Transcribe the lines below verbatim, skipping the images.

╭──

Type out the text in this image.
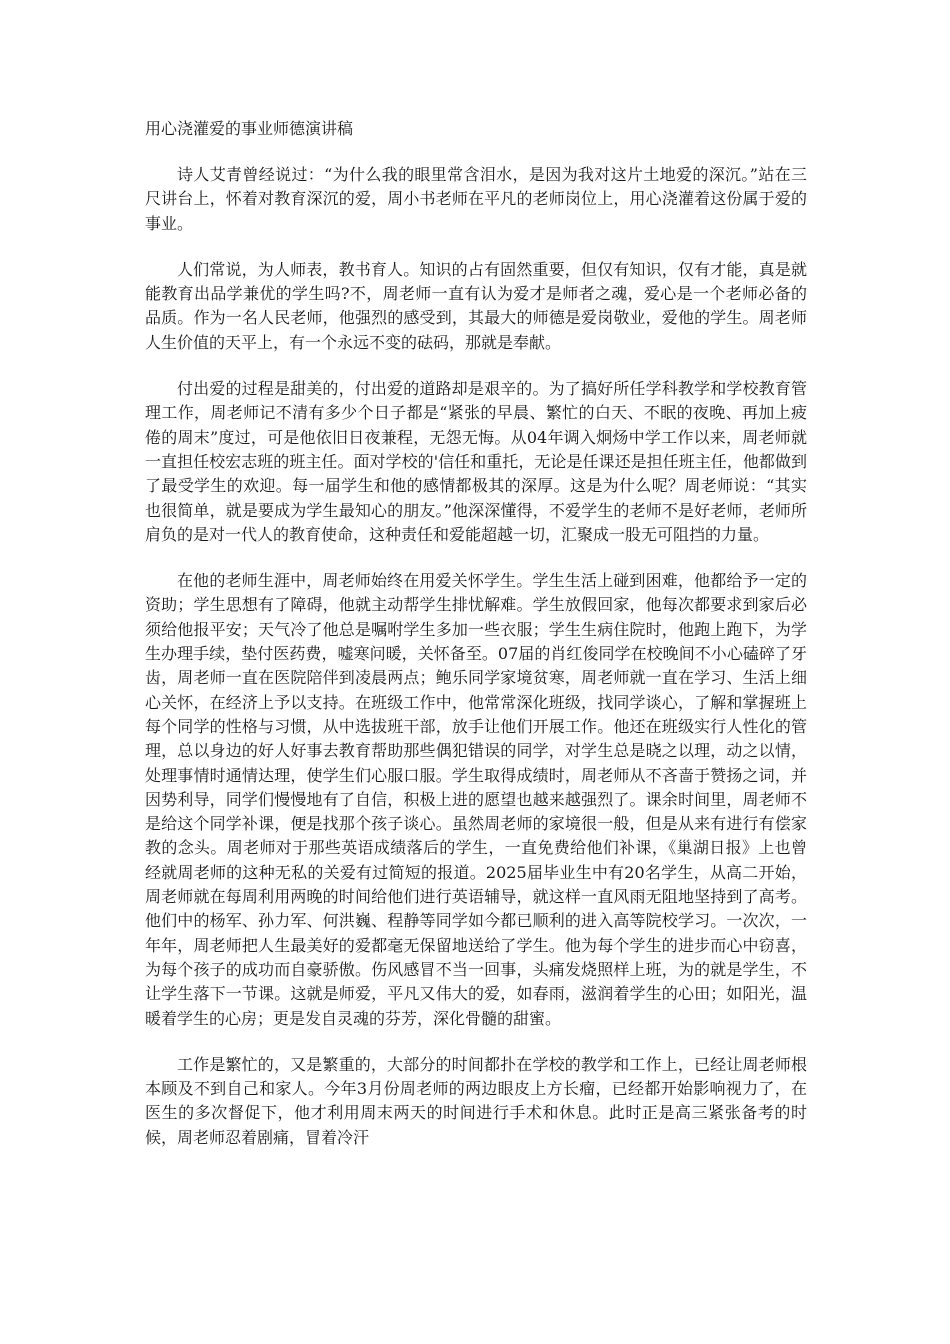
用心浇灌爱的事业师德演讲稿

诗人艾青曾经说过：“为什么我的眼里常含泪水，是因为我对这片土地爱的深沉。”站在三尺讲台上，怀着对教育深沉的爱，周小书老师在平凡的老师岗位上，用心浇灌着这份属于爱的事业。

人们常说，为人师表，教书育人。知识的占有固然重要，但仅有知识，仅有才能，真是就能教育出品学兼优的学生吗?不，周老师一直有认为爱才是师者之魂，爱心是一个老师必备的品质。作为一名人民老师，他强烈的感受到，其最大的师德是爱岗敬业，爱他的学生。周老师人生价值的天平上，有一个永远不变的砝码，那就是奉献。

付出爱的过程是甜美的，付出爱的道路却是艰辛的。为了搞好所任学科教学和学校教育管理工作，周老师记不清有多少个日子都是“紧张的早晨、繁忙的白天、不眠的夜晚、再加上疲倦的周末”度过，可是他依旧日夜兼程，无怨无悔。从04年调入炯炀中学工作以来，周老师就一直担任校宏志班的班主任。面对学校的'信任和重托，无论是任课还是担任班主任，他都做到了最受学生的欢迎。每一届学生和他的感情都极其的深厚。这是为什么呢？周老师说：“其实也很简单，就是要成为学生最知心的朋友。”他深深懂得，不爱学生的老师不是好老师，老师所肩负的是对一代人的教育使命，这种责任和爱能超越一切，汇聚成一股无可阻挡的力量。

在他的老师生涯中，周老师始终在用爱关怀学生。学生生活上碰到困难，他都给予一定的资助；学生思想有了障碍，他就主动帮学生排忧解难。学生放假回家，他每次都要求到家后必须给他报平安；天气冷了他总是嘱咐学生多加一些衣服；学生生病住院时，他跑上跑下，为学生办理手续，垫付医药费，嘘寒问暖，关怀备至。07届的肖红俊同学在校晚间不小心磕碎了牙齿，周老师一直在医院陪伴到凌晨两点；鲍乐同学家境贫寒，周老师就一直在学习、生活上细心关怀，在经济上予以支持。在班级工作中，他常常深化班级，找同学谈心，了解和掌握班上每个同学的性格与习惯，从中选拔班干部，放手让他们开展工作。他还在班级实行人性化的管理，总以身边的好人好事去教育帮助那些偶犯错误的同学，对学生总是晓之以理，动之以情，处理事情时通情达理，使学生们心服口服。学生取得成绩时，周老师从不吝啬于赞扬之词，并因势利导，同学们慢慢地有了自信，积极上进的愿望也越来越强烈了。课余时间里，周老师不是给这个同学补课，便是找那个孩子谈心。虽然周老师的家境很一般，但是从来有进行有偿家教的念头。周老师对于那些英语成绩落后的学生，一直免费给他们补课，《巢湖日报》上也曾经就周老师的这种无私的关爱有过简短的报道。2025届毕业生中有20名学生，从高二开始，周老师就在每周利用两晚的时间给他们进行英语辅导，就这样一直风雨无阻地坚持到了高考。他们中的杨军、孙力军、何洪巍、程静等同学如今都已顺利的进入高等院校学习。一次次，一年年，周老师把人生最美好的爱都毫无保留地送给了学生。他为每个学生的进步而心中窃喜，为每个孩子的成功而自豪骄傲。伤风感冒不当一回事，头痛发烧照样上班，为的就是学生，不让学生落下一节课。这就是师爱，平凡又伟大的爱，如春雨，滋润着学生的心田；如阳光，温暖着学生的心房；更是发自灵魂的芬芳，深化骨髓的甜蜜。

工作是繁忙的，又是繁重的，大部分的时间都扑在学校的教学和工作上，已经让周老师根本顾及不到自己和家人。今年3月份周老师的两边眼皮上方长瘤，已经都开始影响视力了，在医生的多次督促下，他才利用周末两天的时间进行手术和休息。此时正是高三紧张备考的时候，周老师忍着剧痛，冒着冷汗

╰──

_Exercise response_:
Type out the text in this image.
用心浇灌爱的事业师德演讲稿

诗人艾青曾经说过：“为什么我的眼里常含泪水，是因为我对这片土地爱的深沉。”站在三尺讲台上，怀着对教育深沉的爱，周小书老师在平凡的老师岗位上，用心浇灌着这份属于爱的事业。

人们常说，为人师表，教书育人。知识的占有固然重要，但仅有知识，仅有才能，真是就能教育出品学兼优的学生吗?不，周老师一直有认为爱才是师者之魂，爱心是一个老师必备的品质。作为一名人民老师，他强烈的感受到，其最大的师德是爱岗敬业，爱他的学生。周老师人生价值的天平上，有一个永远不变的砝码，那就是奉献。

付出爱的过程是甜美的，付出爱的道路却是艰辛的。为了搞好所任学科教学和学校教育管理工作，周老师记不清有多少个日子都是“紧张的早晨、繁忙的白天、不眠的夜晚、再加上疲倦的周末”度过，可是他依旧日夜兼程，无怨无悔。从04年调入炯炀中学工作以来，周老师就一直担任校宏志班的班主任。面对学校的'信任和重托，无论是任课还是担任班主任，他都做到了最受学生的欢迎。每一届学生和他的感情都极其的深厚。这是为什么呢？周老师说：“其实也很简单，就是要成为学生最知心的朋友。”他深深懂得，不爱学生的老师不是好老师，老师所肩负的是对一代人的教育使命，这种责任和爱能超越一切，汇聚成一股无可阻挡的力量。

在他的老师生涯中，周老师始终在用爱关怀学生。学生生活上碰到困难，他都给予一定的资助；学生思想有了障碍，他就主动帮学生排忧解难。学生放假回家，他每次都要求到家后必须给他报平安；天气冷了他总是嘱咐学生多加一些衣服；学生生病住院时，他跑上跑下，为学生办理手续，垫付医药费，嘘寒问暖，关怀备至。07届的肖红俊同学在校晚间不小心磕碎了牙齿，周老师一直在医院陪伴到凌晨两点；鲍乐同学家境贫寒，周老师就一直在学习、生活上细心关怀，在经济上予以支持。在班级工作中，他常常深化班级，找同学谈心，了解和掌握班上每个同学的性格与习惯，从中选拔班干部，放手让他们开展工作。他还在班级实行人性化的管理，总以身边的好人好事去教育帮助那些偶犯错误的同学，对学生总是晓之以理，动之以情，处理事情时通情达理，使学生们心服口服。学生取得成绩时，周老师从不吝啬于赞扬之词，并因势利导，同学们慢慢地有了自信，积极上进的愿望也越来越强烈了。课余时间里，周老师不是给这个同学补课，便是找那个孩子谈心。虽然周老师的家境很一般，但是从来有进行有偿家教的念头。周老师对于那些英语成绩落后的学生，一直免费给他们补课，《巢湖日报》上也曾经就周老师的这种无私的关爱有过简短的报道。2025届毕业生中有20名学生，从高二开始，周老师就在每周利用两晚的时间给他们进行英语辅导，就这样一直风雨无阻地坚持到了高考。他们中的杨军、孙力军、何洪巍、程静等同学如今都已顺利的进入高等院校学习。一次次，一年年，周老师把人生最美好的爱都毫无保留地送给了学生。他为每个学生的进步而心中窃喜，为每个孩子的成功而自豪骄傲。伤风感冒不当一回事，头痛发烧照样上班，为的就是学生，不让学生落下一节课。这就是师爱，平凡又伟大的爱，如春雨，滋润着学生的心田；如阳光，温暖着学生的心房；更是发自灵魂的芬芳，深化骨髓的甜蜜。

工作是繁忙的，又是繁重的，大部分的时间都扑在学校的教学和工作上，已经让周老师根本顾及不到自己和家人。今年3月份周老师的两边眼皮上方长瘤，已经都开始影响视力了，在医生的多次督促下，他才利用周末两天的时间进行手术和休息。此时正是高三紧张备考的时候，周老师忍着剧痛，冒着冷汗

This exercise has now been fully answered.